- **The task**
Gather each line containing the string "этом" from these entries.

━━━━━━━━━━

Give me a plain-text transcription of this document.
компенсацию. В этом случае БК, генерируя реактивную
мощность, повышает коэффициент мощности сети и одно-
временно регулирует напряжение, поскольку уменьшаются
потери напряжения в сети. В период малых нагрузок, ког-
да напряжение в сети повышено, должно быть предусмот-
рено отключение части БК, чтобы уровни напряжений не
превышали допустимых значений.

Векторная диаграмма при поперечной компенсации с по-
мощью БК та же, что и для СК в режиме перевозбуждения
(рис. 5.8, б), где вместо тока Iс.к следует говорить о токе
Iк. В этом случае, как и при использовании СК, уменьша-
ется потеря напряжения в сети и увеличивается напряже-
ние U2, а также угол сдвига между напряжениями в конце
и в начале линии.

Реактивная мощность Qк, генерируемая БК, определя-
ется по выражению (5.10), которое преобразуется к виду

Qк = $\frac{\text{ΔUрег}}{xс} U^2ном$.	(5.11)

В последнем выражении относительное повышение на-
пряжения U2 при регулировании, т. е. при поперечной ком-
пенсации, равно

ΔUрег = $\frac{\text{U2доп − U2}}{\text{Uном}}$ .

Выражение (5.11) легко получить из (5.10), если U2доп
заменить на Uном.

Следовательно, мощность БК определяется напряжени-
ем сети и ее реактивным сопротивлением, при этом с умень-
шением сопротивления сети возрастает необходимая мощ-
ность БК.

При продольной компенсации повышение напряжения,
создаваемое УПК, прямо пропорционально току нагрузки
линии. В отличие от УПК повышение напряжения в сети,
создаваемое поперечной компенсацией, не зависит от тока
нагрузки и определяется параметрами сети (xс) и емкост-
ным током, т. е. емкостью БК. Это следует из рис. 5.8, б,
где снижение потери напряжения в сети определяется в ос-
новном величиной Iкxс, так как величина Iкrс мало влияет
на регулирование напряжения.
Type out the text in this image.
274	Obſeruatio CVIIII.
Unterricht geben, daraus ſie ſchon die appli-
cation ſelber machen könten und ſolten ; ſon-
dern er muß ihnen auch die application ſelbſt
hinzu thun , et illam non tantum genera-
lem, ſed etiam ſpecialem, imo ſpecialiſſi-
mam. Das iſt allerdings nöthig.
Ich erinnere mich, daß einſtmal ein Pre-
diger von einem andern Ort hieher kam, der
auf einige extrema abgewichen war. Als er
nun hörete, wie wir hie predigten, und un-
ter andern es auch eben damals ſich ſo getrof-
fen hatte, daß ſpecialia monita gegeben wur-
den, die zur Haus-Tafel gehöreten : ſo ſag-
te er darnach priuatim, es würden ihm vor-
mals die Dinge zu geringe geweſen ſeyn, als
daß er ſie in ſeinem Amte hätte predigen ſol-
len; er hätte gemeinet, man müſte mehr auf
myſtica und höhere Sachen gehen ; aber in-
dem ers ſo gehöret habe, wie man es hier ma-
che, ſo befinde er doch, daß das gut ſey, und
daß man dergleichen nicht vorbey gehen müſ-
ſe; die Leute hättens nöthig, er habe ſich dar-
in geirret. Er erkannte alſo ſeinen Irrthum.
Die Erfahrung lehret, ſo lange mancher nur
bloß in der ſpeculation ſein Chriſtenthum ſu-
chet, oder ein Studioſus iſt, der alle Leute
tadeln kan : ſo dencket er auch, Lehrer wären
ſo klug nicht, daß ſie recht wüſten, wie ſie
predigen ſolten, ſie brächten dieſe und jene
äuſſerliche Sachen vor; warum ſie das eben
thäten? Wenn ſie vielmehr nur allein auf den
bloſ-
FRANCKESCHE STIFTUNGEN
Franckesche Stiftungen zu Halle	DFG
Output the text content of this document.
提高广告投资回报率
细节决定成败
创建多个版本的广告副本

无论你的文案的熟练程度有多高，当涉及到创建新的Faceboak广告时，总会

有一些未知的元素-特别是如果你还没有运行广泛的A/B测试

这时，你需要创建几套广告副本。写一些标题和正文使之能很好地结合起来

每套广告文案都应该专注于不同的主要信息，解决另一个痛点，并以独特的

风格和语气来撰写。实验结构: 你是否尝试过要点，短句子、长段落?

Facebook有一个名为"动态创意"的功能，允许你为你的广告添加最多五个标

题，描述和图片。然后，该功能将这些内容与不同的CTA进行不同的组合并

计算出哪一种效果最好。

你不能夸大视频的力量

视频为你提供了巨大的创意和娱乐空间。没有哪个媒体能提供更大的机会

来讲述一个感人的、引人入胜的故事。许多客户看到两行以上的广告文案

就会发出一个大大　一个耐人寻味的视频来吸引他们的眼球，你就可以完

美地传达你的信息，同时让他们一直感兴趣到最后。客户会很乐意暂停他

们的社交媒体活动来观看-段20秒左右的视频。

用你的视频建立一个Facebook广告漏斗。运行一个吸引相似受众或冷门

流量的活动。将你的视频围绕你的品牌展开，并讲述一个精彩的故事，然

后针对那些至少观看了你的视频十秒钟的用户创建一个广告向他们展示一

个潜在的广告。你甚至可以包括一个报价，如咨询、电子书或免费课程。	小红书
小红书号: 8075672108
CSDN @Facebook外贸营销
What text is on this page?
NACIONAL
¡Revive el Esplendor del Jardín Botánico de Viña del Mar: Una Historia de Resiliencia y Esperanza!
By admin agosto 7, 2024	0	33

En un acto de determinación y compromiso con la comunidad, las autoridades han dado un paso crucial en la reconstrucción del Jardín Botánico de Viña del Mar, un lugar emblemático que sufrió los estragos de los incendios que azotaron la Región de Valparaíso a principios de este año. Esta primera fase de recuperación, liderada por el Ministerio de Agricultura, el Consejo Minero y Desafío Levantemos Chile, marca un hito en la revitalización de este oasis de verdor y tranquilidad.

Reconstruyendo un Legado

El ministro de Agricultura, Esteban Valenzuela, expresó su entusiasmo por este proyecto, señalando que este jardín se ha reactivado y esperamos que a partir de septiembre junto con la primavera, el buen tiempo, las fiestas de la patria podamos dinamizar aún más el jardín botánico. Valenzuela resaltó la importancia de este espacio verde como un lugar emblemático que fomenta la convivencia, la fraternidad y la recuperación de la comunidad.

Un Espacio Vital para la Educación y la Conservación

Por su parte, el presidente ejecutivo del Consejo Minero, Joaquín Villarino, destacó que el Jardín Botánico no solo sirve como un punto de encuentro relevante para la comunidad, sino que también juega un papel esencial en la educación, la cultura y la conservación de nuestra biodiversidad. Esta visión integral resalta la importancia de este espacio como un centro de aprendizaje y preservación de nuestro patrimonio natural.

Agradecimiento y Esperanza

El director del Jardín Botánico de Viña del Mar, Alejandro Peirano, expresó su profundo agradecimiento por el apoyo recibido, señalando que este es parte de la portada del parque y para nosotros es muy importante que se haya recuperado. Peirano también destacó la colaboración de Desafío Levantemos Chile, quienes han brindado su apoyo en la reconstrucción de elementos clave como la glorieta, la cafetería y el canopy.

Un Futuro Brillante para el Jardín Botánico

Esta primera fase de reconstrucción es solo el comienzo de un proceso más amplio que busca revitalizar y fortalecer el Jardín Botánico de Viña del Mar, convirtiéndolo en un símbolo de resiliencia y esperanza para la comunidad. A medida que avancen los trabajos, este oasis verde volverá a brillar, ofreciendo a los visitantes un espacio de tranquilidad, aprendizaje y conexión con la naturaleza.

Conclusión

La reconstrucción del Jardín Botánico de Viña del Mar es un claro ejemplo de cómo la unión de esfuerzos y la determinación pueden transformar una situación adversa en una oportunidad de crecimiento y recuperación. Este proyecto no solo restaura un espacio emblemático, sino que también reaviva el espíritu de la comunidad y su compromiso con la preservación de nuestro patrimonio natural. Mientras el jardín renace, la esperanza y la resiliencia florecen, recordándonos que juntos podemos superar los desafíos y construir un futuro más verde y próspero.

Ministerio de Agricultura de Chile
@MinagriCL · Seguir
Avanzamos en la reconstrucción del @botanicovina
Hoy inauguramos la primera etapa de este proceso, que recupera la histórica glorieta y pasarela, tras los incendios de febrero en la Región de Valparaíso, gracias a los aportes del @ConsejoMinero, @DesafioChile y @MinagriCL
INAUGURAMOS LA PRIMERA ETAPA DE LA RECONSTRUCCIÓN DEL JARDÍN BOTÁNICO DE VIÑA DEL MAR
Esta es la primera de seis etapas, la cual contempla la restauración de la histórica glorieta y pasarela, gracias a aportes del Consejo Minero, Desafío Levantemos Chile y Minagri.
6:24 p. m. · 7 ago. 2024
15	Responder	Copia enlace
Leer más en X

━━━━━━━━━━

- **Finished task**
компенсацию. В этом случае БК, генерируя реактивную
Iк. В этом случае, как и при использовании СК, уменьша-
ем сети и ее реактивным сопротивлением, при этом с умень-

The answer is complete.